任务说明 A: 请将记录中从开头起至含有“What elements are”的那一行为止(含首尾两端)的各行重新列出,把其中的“bar”一律替换为“column”,其余内容保持不变。答复中不必包含图片。

原文:
^^^^^^^^^^^^^^^^
写在前面
题目中除了要计算凸包之外,还要求修理的城墙要和宫殿之间的距离不小于L,那么也就是相对于宫殿长度之外,多了一个一L为半径的圆的距离,所以题目就得以解决
程序
#include <iostream>
#include <algorithm>
#include <cstdio>
#include <cmath>
using namespace std;
typedef long long ll;
const int N = 1500;
const double PI = acos(-1.0);
struct Point{
int x,y;
}a[N],p[N];
int n,tot,l;
double dis(const Point &p1,const Point &p2)
{
return (double)(p2.x - p1.x) * (p2.x - p1.x) + (p2.y - p1.y) * (p2.y - p1.y);
}
int multi(const Point &p0,const Point &p1, const Point &p2)
{
return (p1.x - p0.x) * (p2.y - p0.y) - (p2.x - p0.x) * (p1.y - p0.y);
}
bool cmp(const Point &p1,const Point &p2)
{
int x = multi(a[0],p1,p2);
if(x > 0 || (x == 0 && dis(a[0],p1) < dis(a[0],p2))) return 1;
return 0;
}
void Graham()
^^^^^^^^^^^^^^^^
存储记录:
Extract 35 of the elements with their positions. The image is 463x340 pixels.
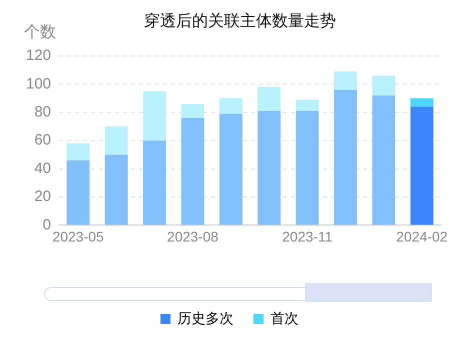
bar	[258, 110, 281, 225]
bar	[219, 98, 242, 114]
x-tick-label: 2023-11	[282, 228, 333, 244]
bar	[410, 106, 434, 225]
x-tick-label: 2024-02	[396, 228, 448, 244]
bar	[181, 118, 204, 225]
y-tick-label: 40	[34, 160, 52, 177]
x-tick-label: 2023-05	[52, 228, 104, 244]
bar	[143, 91, 166, 141]
legend-label: 历史多次	[178, 310, 234, 326]
bar	[334, 90, 357, 225]
y-tick-label: 0	[42, 216, 52, 234]
bar	[296, 110, 319, 225]
y-tick-label: 100	[26, 75, 52, 92]
bar	[143, 140, 166, 225]
bar	[66, 160, 90, 225]
bar	[372, 95, 396, 225]
bar	[296, 100, 319, 111]
bar	[181, 104, 204, 118]
y-tick-label: 60	[34, 132, 52, 149]
legend-label: 首次	[270, 310, 298, 326]
y-tick-label: 80	[34, 104, 52, 121]
bar	[410, 98, 434, 107]
y-tick-label: 20	[34, 188, 52, 206]
y-tick-label: 120	[26, 47, 52, 64]
bar	[334, 72, 357, 90]
bar	[66, 143, 90, 160]
bar	[104, 154, 128, 225]
x-tick-label: 2023-08	[167, 228, 219, 244]
y-axis-title: 个数	[24, 22, 56, 42]
chart-title: 穿透后的关联主体数量走势	[144, 12, 336, 30]
bar	[104, 126, 128, 155]
bar	[372, 76, 396, 96]
bar	[258, 87, 281, 111]
bar	[219, 114, 242, 225]
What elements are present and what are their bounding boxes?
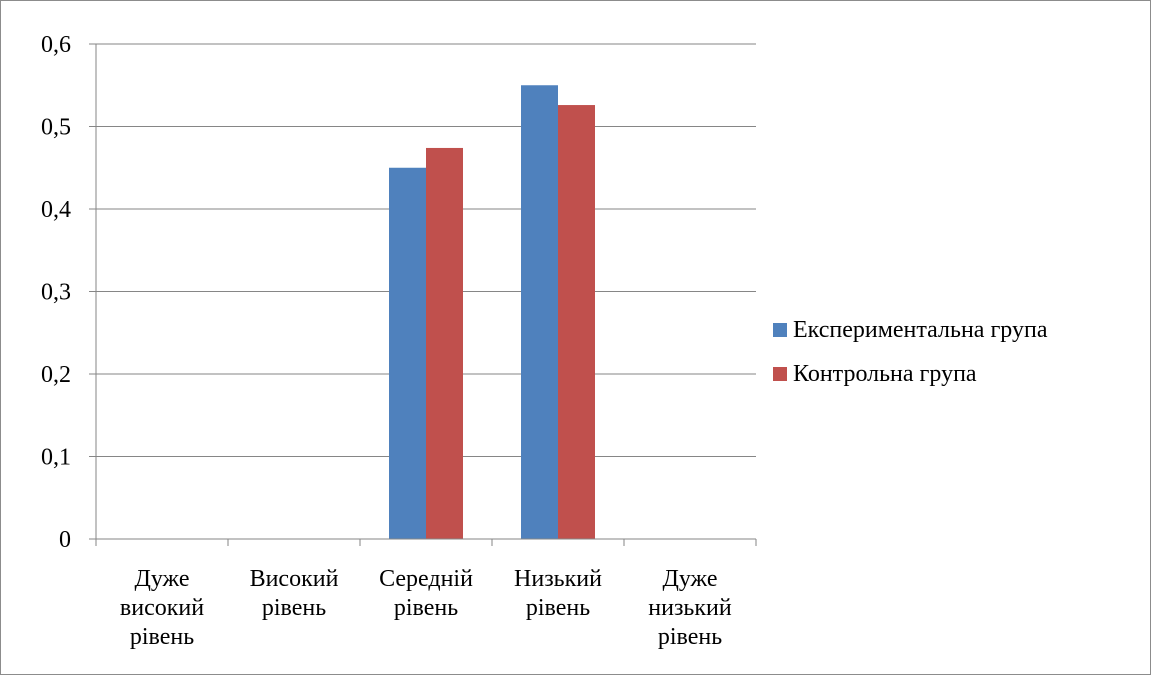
- bar-series0-cat2: [389, 167, 426, 539]
- x-category-label-4-line-2: рівень: [658, 624, 722, 650]
- y-tick-label-6: 0,6: [41, 32, 71, 58]
- y-tick-label-0: 0: [59, 527, 71, 553]
- bar-series1-cat3: [558, 105, 595, 540]
- legend-label-experimental: Експериментальна група: [793, 317, 1048, 343]
- x-category-label-4-line-1: низький: [648, 595, 732, 621]
- x-category-label-2-line-0: Середній: [379, 566, 473, 592]
- legend-swatch-experimental: [773, 323, 787, 337]
- y-tick-label-5: 0,5: [41, 115, 71, 141]
- x-category-label-0-line-1: високий: [120, 595, 204, 621]
- x-category-label-3-line-0: Низький: [514, 566, 602, 592]
- legend: Експериментальна група Контрольна група: [773, 308, 1047, 396]
- bar-series0-cat3: [521, 85, 558, 539]
- bar-series1-cat2: [426, 147, 463, 539]
- legend-item-experimental: Експериментальна група: [773, 308, 1047, 352]
- y-tick-label-2: 0,2: [41, 362, 71, 388]
- y-tick-label-1: 0,1: [41, 445, 71, 471]
- y-tick-label-4: 0,4: [41, 197, 71, 223]
- legend-label-control: Контрольна група: [793, 361, 977, 387]
- y-tick-label-3: 0,3: [41, 280, 71, 306]
- legend-item-control: Контрольна група: [773, 352, 1047, 396]
- legend-swatch-control: [773, 367, 787, 381]
- x-category-label-0-line-0: Дуже: [135, 566, 190, 592]
- x-category-label-4-line-0: Дуже: [663, 566, 718, 592]
- x-category-label-3-line-1: рівень: [526, 595, 590, 621]
- x-category-label-1-line-0: Високий: [250, 566, 339, 592]
- x-category-label-1-line-1: рівень: [262, 595, 326, 621]
- x-category-label-2-line-1: рівень: [394, 595, 458, 621]
- x-category-label-0-line-2: рівень: [130, 624, 194, 650]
^^^^^^^^^^^^^^^^
任务说明 B:
请依据原文回答下列问题:
(i) 修理的城墙与宫殿之间的距离要求不小于多少?
(ii) 程序中常量N被设定为何值?
(iii) 结构体Point包含哪两个整型成员?

参考答复 A:
Extract 35 of the elements with their positions. The image is 463x340 pixels.
column	[258, 110, 281, 225]
column	[219, 98, 242, 114]
x-tick-label: 2023-11	[282, 228, 333, 244]
column	[410, 106, 434, 225]
x-tick-label: 2024-02	[396, 228, 448, 244]
column	[181, 118, 204, 225]
y-tick-label: 40	[34, 160, 52, 177]
x-tick-label: 2023-05	[52, 228, 104, 244]
column	[143, 91, 166, 141]
legend-label: 历史多次	[178, 310, 234, 326]
column	[334, 90, 357, 225]
y-tick-label: 0	[42, 216, 52, 234]
column	[296, 110, 319, 225]
y-tick-label: 100	[26, 75, 52, 92]
column	[143, 140, 166, 225]
column	[66, 160, 90, 225]
column	[372, 95, 396, 225]
column	[296, 100, 319, 111]
column	[181, 104, 204, 118]
y-tick-label: 60	[34, 132, 52, 149]
legend-label: 首次	[270, 310, 298, 326]
y-tick-label: 80	[34, 104, 52, 121]
column	[410, 98, 434, 107]
y-tick-label: 20	[34, 188, 52, 206]
y-tick-label: 120	[26, 47, 52, 64]
column	[334, 72, 357, 90]
column	[66, 143, 90, 160]
column	[104, 154, 128, 225]
x-tick-label: 2023-08	[167, 228, 219, 244]
y-axis-title: 个数	[24, 22, 56, 42]
chart-title: 穿透后的关联主体数量走势	[144, 12, 336, 30]
column	[104, 126, 128, 155]
column	[372, 76, 396, 96]
column	[258, 87, 281, 111]
column	[219, 114, 242, 225]
What elements are present and what are their bounding boxes?

参考答复 B:
(i) 不小于L。
(ii) 1500。
(iii) x和y。